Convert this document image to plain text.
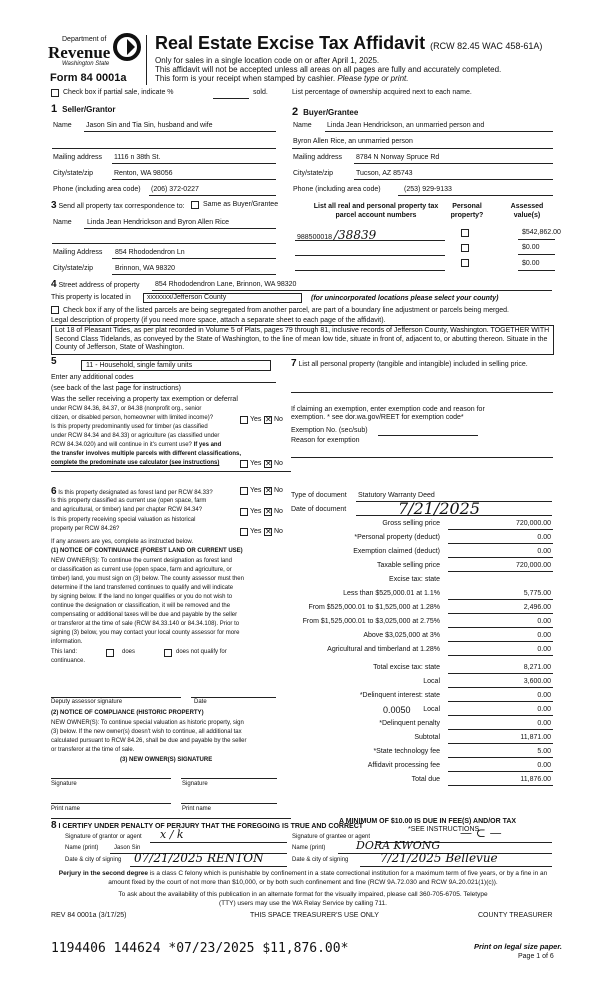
Department of
Revenue
Washington State
Form 84 0001a
Real Estate Excise Tax Affidavit (RCW 82.45 WAC 458-61A)
Only for sales in a single location code on or after April 1, 2025.
This affidavit will not be accepted unless all areas on all pages are fully and accurately completed.
This form is your receipt when stamped by cashier. Please type or print.
Check box if partial sale, indicate %	sold.	List percentage of ownership acquired next to each name.
1 Seller/Grantor
Name Jason Sin and Tia Sin, husband and wife
Mailing address 1116 n 38th St.
City/state/zip	Renton, WA 98056
Phone (including area code) (206) 372-0227
2 Buyer/Grantee
Name Linda Jean Hendrickson, an unmarried person and
Byron Allen Rice, an unmarried person
Mailing address 8784 N Norway Spruce Rd
City/state/zip	Tucson, AZ 85743
Phone (including area code)	(253) 929-9133
3 Send all property tax correspondence to:	Same as Buyer/Grantee
Name Linda Jean Hendrickson and Byron Allen Rice
Mailing Address 854 Rhododendron Ln
City/state/zip	Brinnon, WA 98320
List all real and personal property tax
parcel account numbers
Personal
property?
Assessed
value(s)
988500018 /38839	$542,862.00
$0.00
$0.00
4 Street address of property 854 Rhododendron Lane, Brinnon, WA 98320
This property is located in	xxxxxxx/Jefferson County	(for unincorporated locations please select your county)
Check box if any of the listed parcels are being segregated from another parcel, are part of a boundary line adjustment or parcels being merged.
Legal description of property (if you need more space, attach a separate sheet to each page of the affidavit).
Lot 18 of Pleasant Tides, as per plat recorded in Volume 5 of Plats, pages 79 through 81, inclusive records of Jefferson County, Washington. TOGETHER WITH Second Class Tidelands, as conveyed by the State of Washington, to the line of mean low tide, situate in front of, adjacent to, or abutting thereon. Situate in the County of Jefferson, State of Washington.
5	11 - Household, single family units
Enter any additional codes
(see back of the last page for instructions)
Was the seller receiving a property tax exemption or deferral
under RCW 84.36, 84.37, or 84.38 (nonprofit org., senior
citizen, or disabled person, homeowner with limited income)?	Yes ✕ No
Is this property predominantly used for timber (as classified
under RCW 84.34 and 84.33) or agriculture (as classified under
RCW 84.34.020) and will continue in it's current use? If yes and
the transfer involves multiple parcels with different classifications,
complete the predominate use calculator (see instructions)	Yes ✕ No
7 List all personal property (tangible and intangible) included in selling price.
If claiming an exemption, enter exemption code and reason for
exemption. * see dor.wa.gov/REET for exemption code*
Exemption No. (sec/sub)
Reason for exemption
6 Is this property designated as forest land per RCW 84.33?	Yes ✕ No
Is this property classified as current use (open space, farm
and agricultural, or timber) land per chapter RCW 84.34?	Yes ✕ No
Is this property receiving special valuation as historical
property per RCW 84.26?	Yes ✕ No
If any answers are yes, complete as instructed below.
(1) NOTICE OF CONTINUANCE (FOREST LAND OR CURRENT USE)
NEW OWNER(S): To continue the current designation as forest land
or classification as current use (open space, farm and agriculture, or
timber) land, you must sign on (3) below. The county assessor must then
determine if the land transferred continues to qualify and will indicate
by signing below. If the land no longer qualifies or you do not wish to
continue the designation or classification, it will be removed and the
compensating or additional taxes will be due and payable by the seller
or transferor at the time of sale (RCW 84.33.140 or 84.34.108). Prior to
signing (3) below, you may contact your local county assessor for more
information.
This land:	does	does not qualify for
continuance.
Deputy assessor signature	Date
(2) NOTICE OF COMPLIANCE (HISTORIC PROPERTY)
NEW OWNER(S): To continue special valuation as historic property, sign
(3) below. If the new owner(s) doesn't wish to continue, all additional tax
calculated pursuant to RCW 84.26, shall be due and payable by the seller
or transferor at the time of sale.
(3) NEW OWNER(S) SIGNATURE
Signature	Signature
Print name	Print name
Type of document Statutory Warranty Deed
Date of document	7/21/2025
Gross selling price	720,000.00
*Personal property (deduct)	0.00
Exemption claimed (deduct)	0.00
Taxable selling price	720,000.00
Excise tax: state
Less than $525,000.01 at 1.1%	5,775.00
From $525,000.01 to $1,525,000 at 1.28%	2,496.00
From $1,525,000.01 to $3,025,000 at 2.75%	0.00
Above $3,025,000 at 3%	0.00
Agricultural and timberland at 1.28%	0.00
Total excise tax: state	8,271.00
Local	3,600.00
*Delinquent interest: state	0.00
Local	0.00
*Delinquent penalty	0.00
Subtotal	11,871.00
*State technology fee	5.00
Affidavit processing fee	0.00
Total due	11,876.00
0.0050
A MINIMUM OF $10.00 IS DUE IN FEE(S) AND/OR TAX
*SEE INSTRUCTIONS
8 I CERTIFY UNDER PENALTY OF PERJURY THAT THE FOREGOING IS TRUE AND CORRECT
Signature of grantor or agent x / k
Name (print)	Jason Sin
Date & city of signing 07/21/2025 RENTON
Signature of grantee or agent	— ⊂ —
Name (print)	DORA KWONG
Date & city of signing	7/21/2025 Bellevue
Perjury in the second degree is a class C felony which is punishable by confinement in a state correctional institution for a maximum term of five years, or by a fine in an amount fixed by the court of not more than $10,000, or by both such confinement and fine (RCW 9A.72.030 and RCW 9A.20.021(1)(c)).
To ask about the availability of this publication in an alternate format for the visually impaired, please call 360-705-6705. Teletype
(TTY) users may use the WA Relay Service by calling 711.
REV 84 0001a (3/17/25)	THIS SPACE TREASURER'S USE ONLY	COUNTY TREASURER
1194406 144624 *07/23/2025 $11,876.00*	Print on legal size paper.
Page 1 of 6
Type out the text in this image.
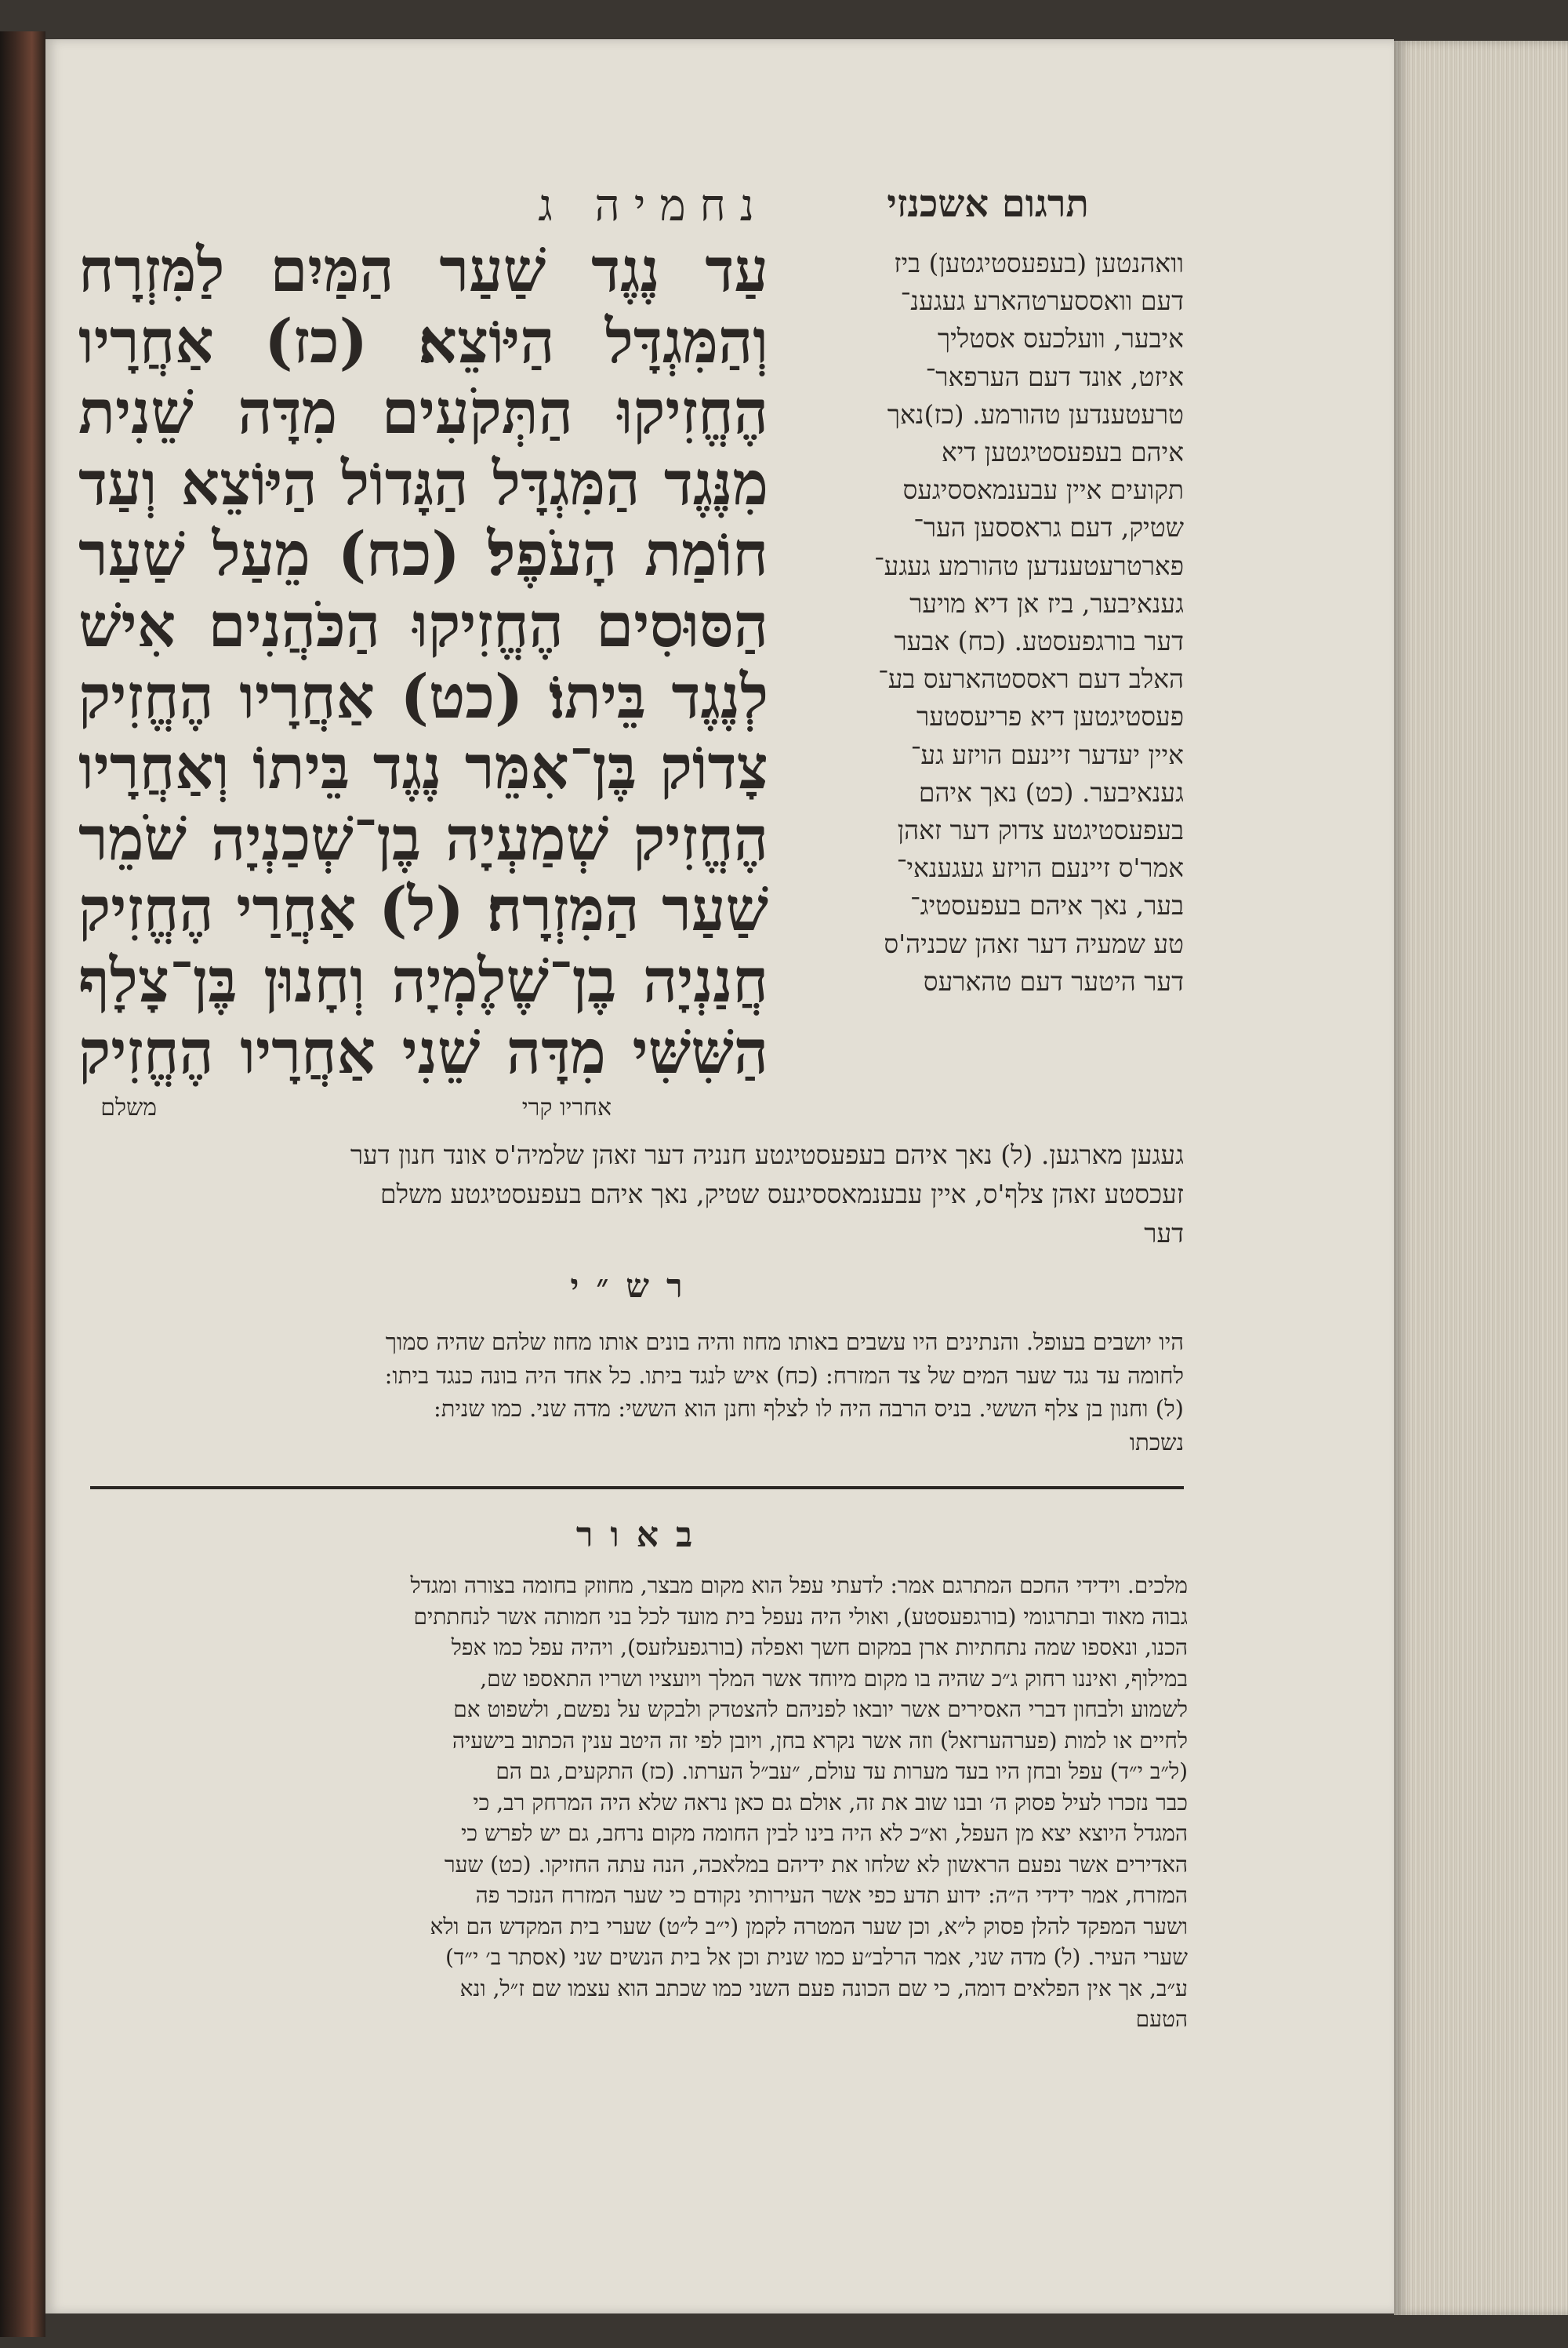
נחמיה ג	תרגום אשכנזי
עַד נֶגֶד שַׁעַר הַמַּיִם לַמִּזְרָח
וְהַמִּגְדָּל הַיּוֹצֵא׃ (כז) אַחֲרָיו
הֶחֱזִיקוּ הַתְּקֹעִים מִדָּה שֵׁנִית
מִנֶּגֶד הַמִּגְדָּל הַגָּדוֹל הַיּוֹצֵא וְעַד
חוֹמַת הָעֹפֶל׃ (כח) מֵעַל שַׁעַר
הַסּוּסִים הֶחֱזִיקוּ הַכֹּהֲנִים אִישׁ
לְנֶגֶד בֵּיתוֹ׃ (כט) אַחֲרָיו הֶחֱזִיק
צָדוֹק בֶּן־אִמֵּר נֶגֶד בֵּיתוֹ וְאַחֲרָיו
הֶחֱזִיק שְׁמַעְיָה בֶן־שְׁכַנְיָה שֹׁמֵר
שַׁעַר הַמִּזְרָח׃ (ל) אַחֲרַי הֶחֱזִיק
חֲנַנְיָה בֶן־שֶׁלֶמְיָה וְחָנוּן בֶּן־צָלָף
הַשִּׁשִּׁי מִדָּה שֵׁנִי אַחֲרָיו הֶחֱזִיק
אחריו קרי
משלם
וואהנטען (בעפעסטיגטען) ביז
דעם וואססערטהארע געגענ־
איבער, וועלכעס אסטליך
איזט, אונד דעם הערפאר־
טרעטענדען טהורמע. (כז)נאך
איהם בעפעסטיגטען דיא
תקועים איין עבענמאססיגעס
שטיק, דעם גראססען הער־
פארטרעטענדען טהורמע געגע־
גענאיבער, ביז אן דיא מויער
דער בורגפעסטע. (כח) אבער
האלב דעם ראססטהארעס בע־
פעסטיגטען דיא פריעסטער
איין יעדער זיינעם הויזע גע־
גענאיבער. (כט) נאך איהם
בעפעסטיגטע צדוק דער זאהן
אמר'ס זיינעם הויזע געגענאי־
בער, נאך איהם בעפעסטיג־
טע שמעיה דער זאהן שכניה'ס
דער היטער דעם טהארעס
געגען מארגען. (ל) נאך איהם בעפעסטיגטע חנניה דער זאהן שלמיה'ס אונד חנון דער
זעכסטע זאהן צלף'ס, איין עבענמאססיגעס שטיק, נאך איהם בעפעסטיגטע משלם
דער
רש״י
היו יושבים בעופל. והנתינים היו עשבים באותו מחוז והיה בונים אותו מחוז שלהם שהיה סמוך
לחומה עד נגד שער המים של צד המזרח: (כח) איש לנגד ביתו. כל אחד היה בונה כנגד ביתו:
(ל) וחנון בן צלף הששי. בניס הרבה היה לו לצלף וחנן הוא הששי: מדה שני. כמו שנית:
נשכתו
באור
מלכים. וידידי החכם המתרגם אמר: לדעתי עפל הוא מקום מבצר, מחוזק בחומה בצורה ומגדל
גבוה מאוד ובתרגומי (בורגפעסטע), ואולי היה נעפל בית מועד לכל בני חמותה אשר לנחתתים
הכנו, ונאספו שמה נתחתיות ארן במקום חשך ואפלה (בורגפעלזעס), ויהיה עפל כמו אפל
במילוף, ואיננו רחוק ג״כ שהיה בו מקום מיוחד אשר המלך ויועציו ושריו התאספו שם,
לשמוע ולבחון דברי האסירים אשר יובאו לפניהם להצטדק ולבקש על נפשם, ולשפוט אם
לחיים או למות (פערהערזאל) וזה אשר נקרא בחן, ויובן לפי זה היטב ענין הכתוב בישעיה
(ל״ב י״ד) עפל ובחן היו בעד מערות עד עולם, ״עב״ל הערתו. (כז) התקעים, גם הם
כבר נזכרו לעיל פסוק ה׳ ובנו שוב את זה, אולם גם כאן נראה שלא היה המרחק רב, כי
המגדל היוצא יצא מן העפל, וא״כ לא היה בינו לבין החומה מקום נרחב, גם יש לפרש כי
האדירים אשר נפעם הראשון לא שלחו את ידיהם במלאכה, הנה עתה החזיקו. (כט) שער
המזרח, אמר ידידי ה״ה: ידוע תדע כפי אשר העירותי נקודם כי שער המזרח הנזכר פה
ושער המפקד להלן פסוק ל״א, וכן שער המטרה לקמן (י״ב ל״ט) שערי בית המקדש הם ולא
שערי העיר. (ל) מדה שני, אמר הרלב״ע כמו שנית וכן אל בית הנשים שני (אסתר ב׳ י״ד)
ע״ב, אך אין הפלאים דומה, כי שם הכונה פעם השני כמו שכתב הוא עצמו שם ז״ל, ונא
הטעם
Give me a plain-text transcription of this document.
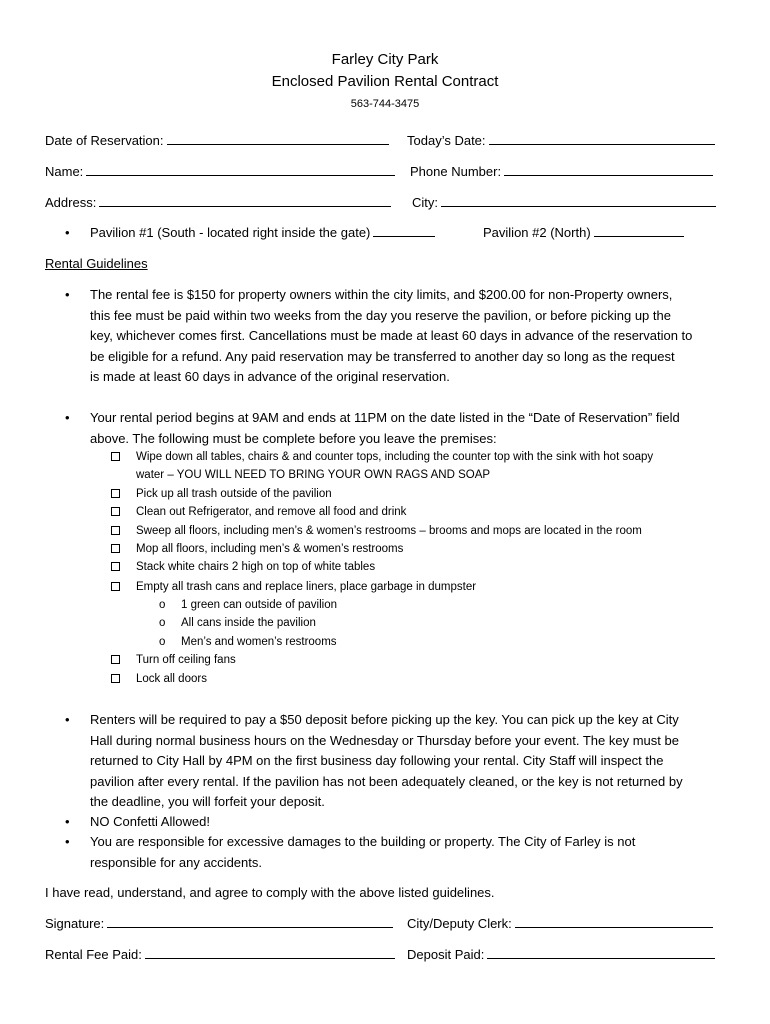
Farley City Park
Enclosed Pavilion Rental Contract
563-744-3475
Date of Reservation:	Today’s Date:
Name:	Phone Number:
Address:	City:
• Pavilion #1 (South - located right inside the gate)	Pavilion #2 (North)
Rental Guidelines
• The rental fee is $150 for property owners within the city limits, and $200.00 for non-Property owners,
this fee must be paid within two weeks from the day you reserve the pavilion, or before picking up the
key, whichever comes first. Cancellations must be made at least 60 days in advance of the reservation to
be eligible for a refund. Any paid reservation may be transferred to another day so long as the request
is made at least 60 days in advance of the original reservation.
• Your rental period begins at 9AM and ends at 11PM on the date listed in the “Date of Reservation” field
above. The following must be complete before you leave the premises:
Wipe down all tables, chairs & and counter tops, including the counter top with the sink with hot soapy
water – YOU WILL NEED TO BRING YOUR OWN RAGS AND SOAP
Pick up all trash outside of the pavilion
Clean out Refrigerator, and remove all food and drink
Sweep all floors, including men’s & women’s restrooms – brooms and mops are located in the room
Mop all floors, including men’s & women’s restrooms
Stack white chairs 2 high on top of white tables
Empty all trash cans and replace liners, place garbage in dumpster
o 1 green can outside of pavilion
o All cans inside the pavilion
o Men’s and women’s restrooms
Turn off ceiling fans
Lock all doors
• Renters will be required to pay a $50 deposit before picking up the key. You can pick up the key at City
Hall during normal business hours on the Wednesday or Thursday before your event. The key must be
returned to City Hall by 4PM on the first business day following your rental. City Staff will inspect the
pavilion after every rental. If the pavilion has not been adequately cleaned, or the key is not returned by
the deadline, you will forfeit your deposit.
• NO Confetti Allowed!
• You are responsible for excessive damages to the building or property. The City of Farley is not
responsible for any accidents.
I have read, understand, and agree to comply with the above listed guidelines.
Signature:	City/Deputy Clerk:
Rental Fee Paid:	Deposit Paid:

● ● ● ●

Every line above that contains the word "including" should be reported.

Phone (including area code) (206) 372-0227
Phone (including area code)	(253) 929-9133
Wipe down all tables, chairs & and counter tops, including the counter top with the sink with hot soapy
Sweep all floors, including men’s & women’s restrooms – brooms and mops are located in the room
Mop all floors, including men’s & women’s restrooms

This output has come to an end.